What the task asks:
Copy every line of the data that contains the string "Conflans".

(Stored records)
%%

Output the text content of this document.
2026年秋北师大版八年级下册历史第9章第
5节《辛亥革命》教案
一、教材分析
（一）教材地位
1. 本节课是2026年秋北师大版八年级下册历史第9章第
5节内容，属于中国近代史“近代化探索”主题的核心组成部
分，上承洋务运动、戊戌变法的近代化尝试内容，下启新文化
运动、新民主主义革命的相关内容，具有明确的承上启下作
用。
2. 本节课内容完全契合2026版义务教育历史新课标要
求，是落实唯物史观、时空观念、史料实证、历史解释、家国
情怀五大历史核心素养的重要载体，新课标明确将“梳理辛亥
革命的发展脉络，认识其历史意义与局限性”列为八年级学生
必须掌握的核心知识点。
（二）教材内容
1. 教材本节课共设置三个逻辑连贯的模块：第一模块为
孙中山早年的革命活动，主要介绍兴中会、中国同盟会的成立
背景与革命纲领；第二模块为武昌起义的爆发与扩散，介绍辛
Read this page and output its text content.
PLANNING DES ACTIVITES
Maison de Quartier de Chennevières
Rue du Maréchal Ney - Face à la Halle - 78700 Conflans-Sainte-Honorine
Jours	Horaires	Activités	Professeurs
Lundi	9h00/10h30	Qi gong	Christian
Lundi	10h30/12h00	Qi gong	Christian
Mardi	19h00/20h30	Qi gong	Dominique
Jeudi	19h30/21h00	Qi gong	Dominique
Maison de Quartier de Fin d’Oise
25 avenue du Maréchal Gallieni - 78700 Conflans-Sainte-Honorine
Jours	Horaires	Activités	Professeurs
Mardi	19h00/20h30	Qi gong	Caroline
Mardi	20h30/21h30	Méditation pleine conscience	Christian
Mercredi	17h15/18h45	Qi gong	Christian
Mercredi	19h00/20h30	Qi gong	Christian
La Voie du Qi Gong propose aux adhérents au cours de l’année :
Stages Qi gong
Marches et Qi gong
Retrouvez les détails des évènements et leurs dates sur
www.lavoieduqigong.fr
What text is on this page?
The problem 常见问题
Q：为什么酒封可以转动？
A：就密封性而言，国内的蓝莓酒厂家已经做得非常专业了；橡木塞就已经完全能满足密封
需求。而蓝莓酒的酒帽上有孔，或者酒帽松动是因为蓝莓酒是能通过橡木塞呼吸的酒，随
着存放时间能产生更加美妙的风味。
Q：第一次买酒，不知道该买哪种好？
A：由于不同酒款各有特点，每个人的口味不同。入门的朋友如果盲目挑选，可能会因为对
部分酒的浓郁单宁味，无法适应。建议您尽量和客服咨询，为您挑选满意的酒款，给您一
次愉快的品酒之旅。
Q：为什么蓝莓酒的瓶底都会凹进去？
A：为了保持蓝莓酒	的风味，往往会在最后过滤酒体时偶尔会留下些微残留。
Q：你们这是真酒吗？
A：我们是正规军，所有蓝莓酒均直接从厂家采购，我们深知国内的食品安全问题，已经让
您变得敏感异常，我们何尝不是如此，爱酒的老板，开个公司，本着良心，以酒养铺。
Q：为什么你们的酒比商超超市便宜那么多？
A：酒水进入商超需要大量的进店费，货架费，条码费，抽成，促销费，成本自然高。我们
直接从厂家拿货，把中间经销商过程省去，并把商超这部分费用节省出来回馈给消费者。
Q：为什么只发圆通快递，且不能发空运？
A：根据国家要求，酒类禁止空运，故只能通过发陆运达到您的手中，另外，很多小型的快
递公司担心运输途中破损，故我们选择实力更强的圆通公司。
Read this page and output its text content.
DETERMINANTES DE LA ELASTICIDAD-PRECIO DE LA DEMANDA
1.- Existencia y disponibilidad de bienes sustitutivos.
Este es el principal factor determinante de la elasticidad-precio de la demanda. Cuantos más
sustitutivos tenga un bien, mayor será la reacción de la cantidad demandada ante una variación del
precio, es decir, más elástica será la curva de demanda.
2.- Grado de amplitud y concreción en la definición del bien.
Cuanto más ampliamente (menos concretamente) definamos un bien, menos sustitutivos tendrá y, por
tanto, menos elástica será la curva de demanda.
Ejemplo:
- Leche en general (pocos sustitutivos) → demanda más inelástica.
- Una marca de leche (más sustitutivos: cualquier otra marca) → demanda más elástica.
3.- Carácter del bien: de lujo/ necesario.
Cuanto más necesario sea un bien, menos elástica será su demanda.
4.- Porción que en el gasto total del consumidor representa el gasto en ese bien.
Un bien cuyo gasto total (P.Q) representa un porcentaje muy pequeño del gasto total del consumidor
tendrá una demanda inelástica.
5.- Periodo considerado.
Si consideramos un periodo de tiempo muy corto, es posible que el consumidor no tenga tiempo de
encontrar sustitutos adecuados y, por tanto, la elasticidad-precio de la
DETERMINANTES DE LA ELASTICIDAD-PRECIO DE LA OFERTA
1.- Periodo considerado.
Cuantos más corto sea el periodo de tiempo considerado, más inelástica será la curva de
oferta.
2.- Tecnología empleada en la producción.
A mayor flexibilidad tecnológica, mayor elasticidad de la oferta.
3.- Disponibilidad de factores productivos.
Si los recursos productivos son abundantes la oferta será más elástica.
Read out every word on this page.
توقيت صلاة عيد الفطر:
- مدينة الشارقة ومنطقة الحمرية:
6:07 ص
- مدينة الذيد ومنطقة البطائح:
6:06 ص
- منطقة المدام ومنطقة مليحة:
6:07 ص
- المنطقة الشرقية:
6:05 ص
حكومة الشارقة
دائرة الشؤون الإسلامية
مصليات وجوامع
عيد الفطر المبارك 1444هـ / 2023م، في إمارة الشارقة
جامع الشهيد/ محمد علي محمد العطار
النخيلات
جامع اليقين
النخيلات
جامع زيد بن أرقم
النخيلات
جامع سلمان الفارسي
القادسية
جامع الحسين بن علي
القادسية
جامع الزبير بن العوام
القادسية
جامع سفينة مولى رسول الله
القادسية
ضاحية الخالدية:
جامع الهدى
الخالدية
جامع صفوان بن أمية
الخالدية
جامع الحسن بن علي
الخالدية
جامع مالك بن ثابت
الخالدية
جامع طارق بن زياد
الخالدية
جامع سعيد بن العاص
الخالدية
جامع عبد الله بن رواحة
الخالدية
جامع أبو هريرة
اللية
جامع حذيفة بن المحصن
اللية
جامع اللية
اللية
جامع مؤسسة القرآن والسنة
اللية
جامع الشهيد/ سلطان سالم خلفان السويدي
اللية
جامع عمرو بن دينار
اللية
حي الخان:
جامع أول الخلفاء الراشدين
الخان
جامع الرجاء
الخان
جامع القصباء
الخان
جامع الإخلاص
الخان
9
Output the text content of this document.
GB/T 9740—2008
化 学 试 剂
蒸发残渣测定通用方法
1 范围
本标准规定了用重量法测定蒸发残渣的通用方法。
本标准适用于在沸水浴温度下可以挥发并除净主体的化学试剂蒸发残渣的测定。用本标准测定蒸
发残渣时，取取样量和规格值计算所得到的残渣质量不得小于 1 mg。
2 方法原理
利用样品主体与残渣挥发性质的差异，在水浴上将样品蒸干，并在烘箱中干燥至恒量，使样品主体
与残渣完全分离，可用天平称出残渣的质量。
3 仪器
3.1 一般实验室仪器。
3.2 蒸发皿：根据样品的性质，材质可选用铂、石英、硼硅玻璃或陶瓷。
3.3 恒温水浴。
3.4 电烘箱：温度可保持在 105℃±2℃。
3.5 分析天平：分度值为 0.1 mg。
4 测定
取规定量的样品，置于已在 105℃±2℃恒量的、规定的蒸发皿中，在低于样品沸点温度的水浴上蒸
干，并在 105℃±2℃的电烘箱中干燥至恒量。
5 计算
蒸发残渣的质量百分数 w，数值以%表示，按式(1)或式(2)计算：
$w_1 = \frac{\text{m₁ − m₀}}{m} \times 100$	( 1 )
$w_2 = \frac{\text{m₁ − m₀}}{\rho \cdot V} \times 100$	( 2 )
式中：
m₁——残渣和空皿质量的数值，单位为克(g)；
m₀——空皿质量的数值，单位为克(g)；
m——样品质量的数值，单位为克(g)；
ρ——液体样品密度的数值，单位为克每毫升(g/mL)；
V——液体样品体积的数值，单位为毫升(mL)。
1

%%

Exercise result:
Rue du Maréchal Ney - Face à la Halle - 78700 Conflans-Sainte-Honorine
25 avenue du Maréchal Gallieni - 78700 Conflans-Sainte-Honorine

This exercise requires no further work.